Task statement:
Copy every line from the data below in which the string "screenshot" can be found.
** BEGIN Extracted records **
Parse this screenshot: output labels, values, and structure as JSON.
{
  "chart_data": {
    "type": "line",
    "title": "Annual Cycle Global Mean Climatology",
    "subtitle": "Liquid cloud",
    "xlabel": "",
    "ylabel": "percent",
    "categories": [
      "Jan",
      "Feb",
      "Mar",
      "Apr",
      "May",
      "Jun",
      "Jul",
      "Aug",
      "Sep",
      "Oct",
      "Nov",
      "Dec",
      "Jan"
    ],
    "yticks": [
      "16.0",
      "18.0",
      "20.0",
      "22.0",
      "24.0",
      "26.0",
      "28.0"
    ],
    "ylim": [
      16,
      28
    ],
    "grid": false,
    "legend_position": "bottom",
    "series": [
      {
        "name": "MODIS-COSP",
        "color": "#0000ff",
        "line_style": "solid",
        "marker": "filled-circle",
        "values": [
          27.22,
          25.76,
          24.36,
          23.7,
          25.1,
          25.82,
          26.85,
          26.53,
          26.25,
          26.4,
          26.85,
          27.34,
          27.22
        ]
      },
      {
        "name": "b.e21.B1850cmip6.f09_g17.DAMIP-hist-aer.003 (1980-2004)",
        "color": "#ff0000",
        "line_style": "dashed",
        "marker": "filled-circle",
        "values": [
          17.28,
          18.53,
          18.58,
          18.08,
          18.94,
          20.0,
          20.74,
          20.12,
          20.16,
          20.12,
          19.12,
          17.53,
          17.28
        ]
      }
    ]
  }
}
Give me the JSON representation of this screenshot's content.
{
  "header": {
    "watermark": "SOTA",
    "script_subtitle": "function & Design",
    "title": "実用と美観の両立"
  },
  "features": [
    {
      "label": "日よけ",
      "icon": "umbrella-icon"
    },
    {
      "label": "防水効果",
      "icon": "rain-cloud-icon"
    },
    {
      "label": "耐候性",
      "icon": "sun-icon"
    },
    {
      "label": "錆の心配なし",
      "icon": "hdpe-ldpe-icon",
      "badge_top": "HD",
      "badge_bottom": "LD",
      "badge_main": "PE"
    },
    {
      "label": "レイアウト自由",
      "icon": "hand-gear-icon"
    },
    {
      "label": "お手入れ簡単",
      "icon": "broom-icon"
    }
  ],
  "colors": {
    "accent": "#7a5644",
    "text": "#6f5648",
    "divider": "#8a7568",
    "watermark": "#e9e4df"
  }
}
** END Extracted records **
Solution for this problem:
Parse this screenshot: output labels, values, and structure as JSON.
Give me the JSON representation of this screenshot's content.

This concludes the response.